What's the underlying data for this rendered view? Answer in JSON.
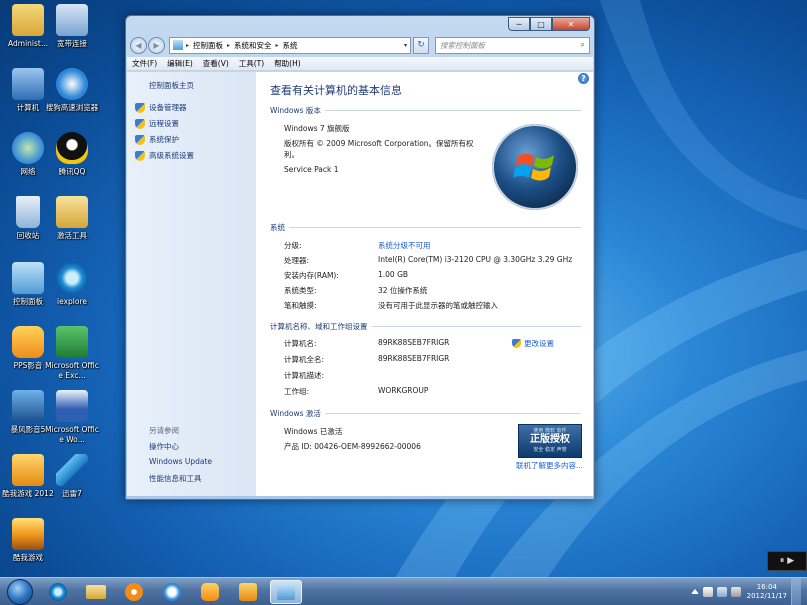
{
  "desktop": {
    "icons": [
      {
        "label": "Administ..."
      },
      {
        "label": "宽带连接"
      },
      {
        "label": "计算机"
      },
      {
        "label": "搜狗高速浏览器"
      },
      {
        "label": "网络"
      },
      {
        "label": "腾讯QQ"
      },
      {
        "label": "回收站"
      },
      {
        "label": "激活工具"
      },
      {
        "label": "控制面板"
      },
      {
        "label": "iexplore"
      },
      {
        "label": "PPS影音"
      },
      {
        "label": "Microsoft Office Exc..."
      },
      {
        "label": "暴风影音5"
      },
      {
        "label": "Microsoft Office Wo..."
      },
      {
        "label": "酷我游戏 2012"
      },
      {
        "label": "迅雷7"
      },
      {
        "label": "酷我游戏"
      }
    ]
  },
  "window": {
    "caption": {
      "min": "─",
      "max": "□",
      "close": "✕"
    },
    "nav": {
      "back": "◀",
      "forward": "▶"
    },
    "address": {
      "seg1": "控制面板",
      "seg2": "系统和安全",
      "seg3": "系统",
      "sep": "▸",
      "dropdown": "▾"
    },
    "refresh": "↻",
    "search": {
      "placeholder": "搜索控制面板",
      "icon": "⌕"
    },
    "menu": [
      "文件(F)",
      "编辑(E)",
      "查看(V)",
      "工具(T)",
      "帮助(H)"
    ],
    "left": {
      "home": "控制面板主页",
      "links": [
        "设备管理器",
        "远程设置",
        "系统保护",
        "高级系统设置"
      ],
      "see_also_title": "另请参阅",
      "see_also": [
        "操作中心",
        "Windows Update",
        "性能信息和工具"
      ]
    },
    "main": {
      "help": "?",
      "title": "查看有关计算机的基本信息",
      "edition": {
        "header": "Windows 版本",
        "name": "Windows 7 旗舰版",
        "copyright": "版权所有 © 2009 Microsoft Corporation。保留所有权利。",
        "sp": "Service Pack 1"
      },
      "system": {
        "header": "系统",
        "rating_label": "分级:",
        "rating_value": "系统分级不可用",
        "cpu_label": "处理器:",
        "cpu_value": "Intel(R) Core(TM) i3-2120 CPU @ 3.30GHz   3.29 GHz",
        "ram_label": "安装内存(RAM):",
        "ram_value": "1.00 GB",
        "type_label": "系统类型:",
        "type_value": "32 位操作系统",
        "pen_label": "笔和触摸:",
        "pen_value": "没有可用于此显示器的笔或触控输入"
      },
      "computer": {
        "header": "计算机名称、域和工作组设置",
        "name_label": "计算机名:",
        "name_value": "89RK88SEB7FRIGR",
        "full_label": "计算机全名:",
        "full_value": "89RK88SEB7FRIGR",
        "desc_label": "计算机描述:",
        "wg_label": "工作组:",
        "wg_value": "WORKGROUP",
        "change": "更改设置"
      },
      "activation": {
        "header": "Windows 激活",
        "status": "Windows 已激活",
        "product_id": "产品 ID: 00426-OEM-8992662-00006",
        "badge_small": "使用 微软 软件",
        "badge_big": "正版授权",
        "badge_bottom": "安全 稳定 声誉",
        "more": "联机了解更多内容..."
      }
    }
  },
  "taskbar": {
    "time": "16:04",
    "date": "2012/11/17"
  },
  "corner_widget": "⏸ ▶"
}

_DO THIS_:
Each entry should be repeated exactly as it appears; the pictures stay out.

_ANSWER_:
What's the underlying data for this rendered view? Answer in JSON.
{
  "desktop": {
    "icons": [
      {
        "label": "Administ..."
      },
      {
        "label": "宽带连接"
      },
      {
        "label": "计算机"
      },
      {
        "label": "搜狗高速浏览器"
      },
      {
        "label": "网络"
      },
      {
        "label": "腾讯QQ"
      },
      {
        "label": "回收站"
      },
      {
        "label": "激活工具"
      },
      {
        "label": "控制面板"
      },
      {
        "label": "iexplore"
      },
      {
        "label": "PPS影音"
      },
      {
        "label": "Microsoft Office Exc..."
      },
      {
        "label": "暴风影音5"
      },
      {
        "label": "Microsoft Office Wo..."
      },
      {
        "label": "酷我游戏 2012"
      },
      {
        "label": "迅雷7"
      },
      {
        "label": "酷我游戏"
      }
    ]
  },
  "window": {
    "caption": {
      "min": "─",
      "max": "□",
      "close": "✕"
    },
    "nav": {
      "back": "◀",
      "forward": "▶"
    },
    "address": {
      "seg1": "控制面板",
      "seg2": "系统和安全",
      "seg3": "系统",
      "sep": "▸",
      "dropdown": "▾"
    },
    "refresh": "↻",
    "search": {
      "placeholder": "搜索控制面板",
      "icon": "⌕"
    },
    "menu": [
      "文件(F)",
      "编辑(E)",
      "查看(V)",
      "工具(T)",
      "帮助(H)"
    ],
    "left": {
      "home": "控制面板主页",
      "links": [
        "设备管理器",
        "远程设置",
        "系统保护",
        "高级系统设置"
      ],
      "see_also_title": "另请参阅",
      "see_also": [
        "操作中心",
        "Windows Update",
        "性能信息和工具"
      ]
    },
    "main": {
      "help": "?",
      "title": "查看有关计算机的基本信息",
      "edition": {
        "header": "Windows 版本",
        "name": "Windows 7 旗舰版",
        "copyright": "版权所有 © 2009 Microsoft Corporation。保留所有权利。",
        "sp": "Service Pack 1"
      },
      "system": {
        "header": "系统",
        "rating_label": "分级:",
        "rating_value": "系统分级不可用",
        "cpu_label": "处理器:",
        "cpu_value": "Intel(R) Core(TM) i3-2120 CPU @ 3.30GHz   3.29 GHz",
        "ram_label": "安装内存(RAM):",
        "ram_value": "1.00 GB",
        "type_label": "系统类型:",
        "type_value": "32 位操作系统",
        "pen_label": "笔和触摸:",
        "pen_value": "没有可用于此显示器的笔或触控输入"
      },
      "computer": {
        "header": "计算机名称、域和工作组设置",
        "name_label": "计算机名:",
        "name_value": "89RK88SEB7FRIGR",
        "full_label": "计算机全名:",
        "full_value": "89RK88SEB7FRIGR",
        "desc_label": "计算机描述:",
        "wg_label": "工作组:",
        "wg_value": "WORKGROUP",
        "change": "更改设置"
      },
      "activation": {
        "header": "Windows 激活",
        "status": "Windows 已激活",
        "product_id": "产品 ID: 00426-OEM-8992662-00006",
        "badge_small": "使用 微软 软件",
        "badge_big": "正版授权",
        "badge_bottom": "安全 稳定 声誉",
        "more": "联机了解更多内容..."
      }
    }
  },
  "taskbar": {
    "time": "16:04",
    "date": "2012/11/17"
  },
  "corner_widget": "⏸ ▶"
}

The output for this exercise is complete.